▶ **WORK INSTRUCTIONS**
Go through the listing and copy each line with the string "Dembourg".

--- start of RECORDS FOR PROCESSING ---

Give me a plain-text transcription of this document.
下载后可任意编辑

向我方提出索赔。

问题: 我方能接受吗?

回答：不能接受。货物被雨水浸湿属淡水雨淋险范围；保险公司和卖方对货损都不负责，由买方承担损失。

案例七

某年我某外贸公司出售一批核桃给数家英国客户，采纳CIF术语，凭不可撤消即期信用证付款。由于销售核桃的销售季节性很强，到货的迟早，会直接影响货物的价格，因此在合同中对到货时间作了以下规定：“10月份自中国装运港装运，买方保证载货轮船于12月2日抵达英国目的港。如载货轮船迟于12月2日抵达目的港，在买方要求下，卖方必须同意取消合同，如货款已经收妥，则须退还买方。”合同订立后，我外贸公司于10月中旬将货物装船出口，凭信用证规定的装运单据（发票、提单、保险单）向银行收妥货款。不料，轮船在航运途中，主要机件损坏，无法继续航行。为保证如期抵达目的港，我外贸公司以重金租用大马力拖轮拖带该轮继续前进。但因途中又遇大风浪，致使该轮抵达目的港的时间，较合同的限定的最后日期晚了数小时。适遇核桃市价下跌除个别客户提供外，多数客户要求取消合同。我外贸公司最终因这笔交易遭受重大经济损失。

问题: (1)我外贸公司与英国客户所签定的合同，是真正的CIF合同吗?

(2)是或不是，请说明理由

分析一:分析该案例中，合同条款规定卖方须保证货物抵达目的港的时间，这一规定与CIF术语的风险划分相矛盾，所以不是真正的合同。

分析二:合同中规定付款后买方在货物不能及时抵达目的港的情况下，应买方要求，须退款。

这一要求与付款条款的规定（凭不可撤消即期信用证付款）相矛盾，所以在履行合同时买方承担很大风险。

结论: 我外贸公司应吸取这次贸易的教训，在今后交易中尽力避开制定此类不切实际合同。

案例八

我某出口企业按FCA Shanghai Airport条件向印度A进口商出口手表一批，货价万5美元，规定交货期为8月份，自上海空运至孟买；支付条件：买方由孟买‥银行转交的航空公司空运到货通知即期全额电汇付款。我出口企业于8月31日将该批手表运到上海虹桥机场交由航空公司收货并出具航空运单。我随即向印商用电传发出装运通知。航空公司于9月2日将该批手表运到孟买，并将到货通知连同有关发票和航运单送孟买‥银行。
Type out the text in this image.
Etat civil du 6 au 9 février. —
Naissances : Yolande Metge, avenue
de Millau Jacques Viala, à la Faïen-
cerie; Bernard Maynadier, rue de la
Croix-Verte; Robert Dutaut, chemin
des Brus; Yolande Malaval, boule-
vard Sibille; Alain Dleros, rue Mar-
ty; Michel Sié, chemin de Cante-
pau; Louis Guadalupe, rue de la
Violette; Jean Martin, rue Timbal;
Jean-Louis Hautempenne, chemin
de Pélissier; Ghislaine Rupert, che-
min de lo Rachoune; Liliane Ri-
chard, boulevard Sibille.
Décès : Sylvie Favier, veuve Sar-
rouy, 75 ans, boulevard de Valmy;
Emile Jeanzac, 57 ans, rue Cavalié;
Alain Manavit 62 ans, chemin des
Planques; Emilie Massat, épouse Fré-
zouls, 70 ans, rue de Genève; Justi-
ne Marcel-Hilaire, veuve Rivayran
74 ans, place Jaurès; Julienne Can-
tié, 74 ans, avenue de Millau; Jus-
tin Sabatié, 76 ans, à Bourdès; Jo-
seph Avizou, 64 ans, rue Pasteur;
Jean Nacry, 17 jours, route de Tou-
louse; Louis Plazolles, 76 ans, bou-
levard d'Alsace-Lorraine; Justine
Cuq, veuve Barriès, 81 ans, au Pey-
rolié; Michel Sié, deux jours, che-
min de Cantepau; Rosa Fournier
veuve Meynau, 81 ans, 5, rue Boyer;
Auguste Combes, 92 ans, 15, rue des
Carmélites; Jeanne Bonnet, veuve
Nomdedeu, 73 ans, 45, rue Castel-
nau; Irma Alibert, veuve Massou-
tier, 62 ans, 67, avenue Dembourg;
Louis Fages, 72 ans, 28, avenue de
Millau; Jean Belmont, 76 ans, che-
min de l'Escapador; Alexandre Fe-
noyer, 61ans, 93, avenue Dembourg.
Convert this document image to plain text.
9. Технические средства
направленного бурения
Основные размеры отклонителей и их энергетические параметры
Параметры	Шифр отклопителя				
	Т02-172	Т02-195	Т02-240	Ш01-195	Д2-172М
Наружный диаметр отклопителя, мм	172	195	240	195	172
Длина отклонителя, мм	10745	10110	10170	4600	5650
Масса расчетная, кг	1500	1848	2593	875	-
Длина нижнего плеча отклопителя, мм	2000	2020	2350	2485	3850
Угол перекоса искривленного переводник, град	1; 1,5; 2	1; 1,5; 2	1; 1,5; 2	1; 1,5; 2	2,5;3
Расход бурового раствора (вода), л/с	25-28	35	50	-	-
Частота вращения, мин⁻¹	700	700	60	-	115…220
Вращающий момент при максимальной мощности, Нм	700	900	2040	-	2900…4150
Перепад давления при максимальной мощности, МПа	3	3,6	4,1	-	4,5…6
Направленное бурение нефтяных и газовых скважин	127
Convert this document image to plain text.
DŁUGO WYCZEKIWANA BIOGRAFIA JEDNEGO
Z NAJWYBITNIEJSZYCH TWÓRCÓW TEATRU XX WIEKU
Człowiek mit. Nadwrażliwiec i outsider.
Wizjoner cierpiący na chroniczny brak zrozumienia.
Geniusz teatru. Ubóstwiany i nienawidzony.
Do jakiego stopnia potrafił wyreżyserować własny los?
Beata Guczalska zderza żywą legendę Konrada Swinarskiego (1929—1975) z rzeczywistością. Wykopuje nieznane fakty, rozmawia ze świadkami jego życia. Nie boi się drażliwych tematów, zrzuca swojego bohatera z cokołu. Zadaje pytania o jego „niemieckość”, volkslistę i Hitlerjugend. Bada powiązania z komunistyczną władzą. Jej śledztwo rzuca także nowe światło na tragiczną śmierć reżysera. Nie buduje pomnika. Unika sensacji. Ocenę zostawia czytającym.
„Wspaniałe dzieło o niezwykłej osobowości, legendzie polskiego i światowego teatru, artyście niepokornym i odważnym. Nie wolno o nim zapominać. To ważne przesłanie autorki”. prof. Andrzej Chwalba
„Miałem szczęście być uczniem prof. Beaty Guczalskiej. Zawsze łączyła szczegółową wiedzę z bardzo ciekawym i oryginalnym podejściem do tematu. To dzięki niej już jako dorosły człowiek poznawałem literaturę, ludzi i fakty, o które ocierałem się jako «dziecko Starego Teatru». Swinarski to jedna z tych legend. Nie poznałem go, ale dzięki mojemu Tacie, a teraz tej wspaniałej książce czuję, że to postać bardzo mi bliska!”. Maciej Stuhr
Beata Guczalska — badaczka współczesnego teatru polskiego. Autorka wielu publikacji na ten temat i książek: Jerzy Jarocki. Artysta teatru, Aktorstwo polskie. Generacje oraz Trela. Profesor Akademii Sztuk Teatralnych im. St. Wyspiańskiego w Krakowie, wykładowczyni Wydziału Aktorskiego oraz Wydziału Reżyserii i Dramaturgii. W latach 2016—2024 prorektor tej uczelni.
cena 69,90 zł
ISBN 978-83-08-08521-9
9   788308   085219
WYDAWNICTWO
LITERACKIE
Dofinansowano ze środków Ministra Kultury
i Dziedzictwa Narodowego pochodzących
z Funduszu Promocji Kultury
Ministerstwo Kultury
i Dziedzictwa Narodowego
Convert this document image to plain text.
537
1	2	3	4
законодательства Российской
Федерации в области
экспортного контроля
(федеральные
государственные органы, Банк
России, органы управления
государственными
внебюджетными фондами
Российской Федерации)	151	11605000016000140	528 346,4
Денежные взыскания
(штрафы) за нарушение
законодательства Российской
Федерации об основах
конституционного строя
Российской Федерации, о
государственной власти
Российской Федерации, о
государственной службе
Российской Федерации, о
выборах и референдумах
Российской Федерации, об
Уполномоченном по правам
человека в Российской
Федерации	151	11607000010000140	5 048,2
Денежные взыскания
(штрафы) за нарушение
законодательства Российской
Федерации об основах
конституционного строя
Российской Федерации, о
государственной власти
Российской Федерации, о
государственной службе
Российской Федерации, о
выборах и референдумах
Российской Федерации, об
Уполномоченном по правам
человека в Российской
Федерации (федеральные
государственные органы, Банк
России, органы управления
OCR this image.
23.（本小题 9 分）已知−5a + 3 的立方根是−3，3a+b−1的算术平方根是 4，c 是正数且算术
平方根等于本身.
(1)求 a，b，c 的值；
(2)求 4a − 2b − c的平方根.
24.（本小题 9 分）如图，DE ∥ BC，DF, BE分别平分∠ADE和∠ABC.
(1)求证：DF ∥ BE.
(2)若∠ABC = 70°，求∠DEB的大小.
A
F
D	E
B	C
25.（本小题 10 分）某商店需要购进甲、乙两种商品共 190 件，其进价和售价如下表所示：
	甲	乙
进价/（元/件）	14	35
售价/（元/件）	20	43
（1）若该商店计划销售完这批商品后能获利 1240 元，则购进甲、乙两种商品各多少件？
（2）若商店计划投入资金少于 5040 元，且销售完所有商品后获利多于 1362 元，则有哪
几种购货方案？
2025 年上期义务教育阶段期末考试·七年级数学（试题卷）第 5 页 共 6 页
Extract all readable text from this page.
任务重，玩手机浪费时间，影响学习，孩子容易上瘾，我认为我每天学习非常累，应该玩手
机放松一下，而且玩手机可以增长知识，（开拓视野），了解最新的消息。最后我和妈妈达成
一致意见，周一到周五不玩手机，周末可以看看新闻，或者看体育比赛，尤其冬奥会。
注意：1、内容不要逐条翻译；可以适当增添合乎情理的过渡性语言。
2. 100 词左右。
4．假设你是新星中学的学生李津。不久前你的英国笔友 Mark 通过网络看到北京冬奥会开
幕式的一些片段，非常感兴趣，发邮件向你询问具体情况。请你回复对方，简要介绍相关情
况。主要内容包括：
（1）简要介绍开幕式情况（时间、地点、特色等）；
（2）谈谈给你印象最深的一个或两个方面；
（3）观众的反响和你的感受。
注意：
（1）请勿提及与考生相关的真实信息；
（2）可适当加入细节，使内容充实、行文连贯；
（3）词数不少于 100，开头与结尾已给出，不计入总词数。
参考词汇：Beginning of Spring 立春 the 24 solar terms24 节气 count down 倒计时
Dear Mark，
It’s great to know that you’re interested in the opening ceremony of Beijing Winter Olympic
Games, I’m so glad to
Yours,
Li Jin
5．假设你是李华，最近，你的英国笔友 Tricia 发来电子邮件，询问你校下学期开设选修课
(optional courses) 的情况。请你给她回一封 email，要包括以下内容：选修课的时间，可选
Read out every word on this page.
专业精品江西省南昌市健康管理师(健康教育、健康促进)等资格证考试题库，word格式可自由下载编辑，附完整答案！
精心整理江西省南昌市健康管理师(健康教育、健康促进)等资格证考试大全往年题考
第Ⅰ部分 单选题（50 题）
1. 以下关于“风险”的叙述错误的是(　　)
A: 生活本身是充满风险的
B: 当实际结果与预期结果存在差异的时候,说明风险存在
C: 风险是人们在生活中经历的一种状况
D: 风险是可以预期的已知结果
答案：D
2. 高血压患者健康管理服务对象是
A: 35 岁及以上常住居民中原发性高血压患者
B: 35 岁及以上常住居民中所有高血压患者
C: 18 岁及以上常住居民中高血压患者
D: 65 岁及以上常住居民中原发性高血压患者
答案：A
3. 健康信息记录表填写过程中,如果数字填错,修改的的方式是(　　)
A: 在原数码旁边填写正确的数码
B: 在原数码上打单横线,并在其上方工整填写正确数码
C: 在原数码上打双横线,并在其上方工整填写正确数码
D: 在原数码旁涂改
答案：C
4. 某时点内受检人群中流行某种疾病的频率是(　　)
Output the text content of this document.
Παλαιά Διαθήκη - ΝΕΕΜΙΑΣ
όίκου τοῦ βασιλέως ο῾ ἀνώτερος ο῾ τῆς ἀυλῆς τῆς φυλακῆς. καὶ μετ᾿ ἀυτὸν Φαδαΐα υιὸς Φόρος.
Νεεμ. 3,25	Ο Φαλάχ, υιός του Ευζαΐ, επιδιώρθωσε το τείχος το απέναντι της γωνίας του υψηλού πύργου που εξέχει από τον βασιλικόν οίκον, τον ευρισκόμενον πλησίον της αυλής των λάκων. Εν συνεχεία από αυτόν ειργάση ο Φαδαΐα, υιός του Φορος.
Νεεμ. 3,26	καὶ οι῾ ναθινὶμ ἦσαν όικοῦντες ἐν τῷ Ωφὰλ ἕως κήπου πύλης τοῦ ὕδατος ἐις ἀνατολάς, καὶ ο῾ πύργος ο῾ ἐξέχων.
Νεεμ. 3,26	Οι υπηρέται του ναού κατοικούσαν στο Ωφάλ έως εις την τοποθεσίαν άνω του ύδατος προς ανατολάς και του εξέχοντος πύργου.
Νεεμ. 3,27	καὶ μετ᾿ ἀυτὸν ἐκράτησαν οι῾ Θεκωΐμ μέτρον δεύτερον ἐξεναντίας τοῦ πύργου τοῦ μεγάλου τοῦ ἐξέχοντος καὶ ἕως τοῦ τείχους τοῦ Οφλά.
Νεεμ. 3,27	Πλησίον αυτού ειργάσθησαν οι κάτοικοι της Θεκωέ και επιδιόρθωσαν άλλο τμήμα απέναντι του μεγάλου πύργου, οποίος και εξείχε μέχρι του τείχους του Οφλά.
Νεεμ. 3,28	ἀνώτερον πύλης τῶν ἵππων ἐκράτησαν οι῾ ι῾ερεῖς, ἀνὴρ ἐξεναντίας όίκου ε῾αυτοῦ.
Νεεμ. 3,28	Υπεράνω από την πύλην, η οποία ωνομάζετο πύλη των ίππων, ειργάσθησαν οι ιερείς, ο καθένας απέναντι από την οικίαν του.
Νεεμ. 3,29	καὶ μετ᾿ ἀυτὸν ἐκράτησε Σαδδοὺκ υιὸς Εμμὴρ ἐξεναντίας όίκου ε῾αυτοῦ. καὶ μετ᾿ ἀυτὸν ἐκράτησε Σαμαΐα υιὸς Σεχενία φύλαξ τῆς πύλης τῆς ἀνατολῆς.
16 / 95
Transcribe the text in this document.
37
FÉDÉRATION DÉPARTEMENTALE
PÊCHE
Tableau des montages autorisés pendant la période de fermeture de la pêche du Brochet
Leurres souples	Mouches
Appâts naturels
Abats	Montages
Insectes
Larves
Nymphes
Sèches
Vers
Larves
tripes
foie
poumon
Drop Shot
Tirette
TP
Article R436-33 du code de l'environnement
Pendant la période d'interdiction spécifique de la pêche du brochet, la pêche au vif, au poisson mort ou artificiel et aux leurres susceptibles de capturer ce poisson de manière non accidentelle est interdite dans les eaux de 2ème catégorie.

--- end of RECORDS FOR PROCESSING ---

▶ **WRITTEN RESPONSE**
tier, 62 ans, 67, avenue Dembourg;
noyer, 61ans, 93, avenue Dembourg.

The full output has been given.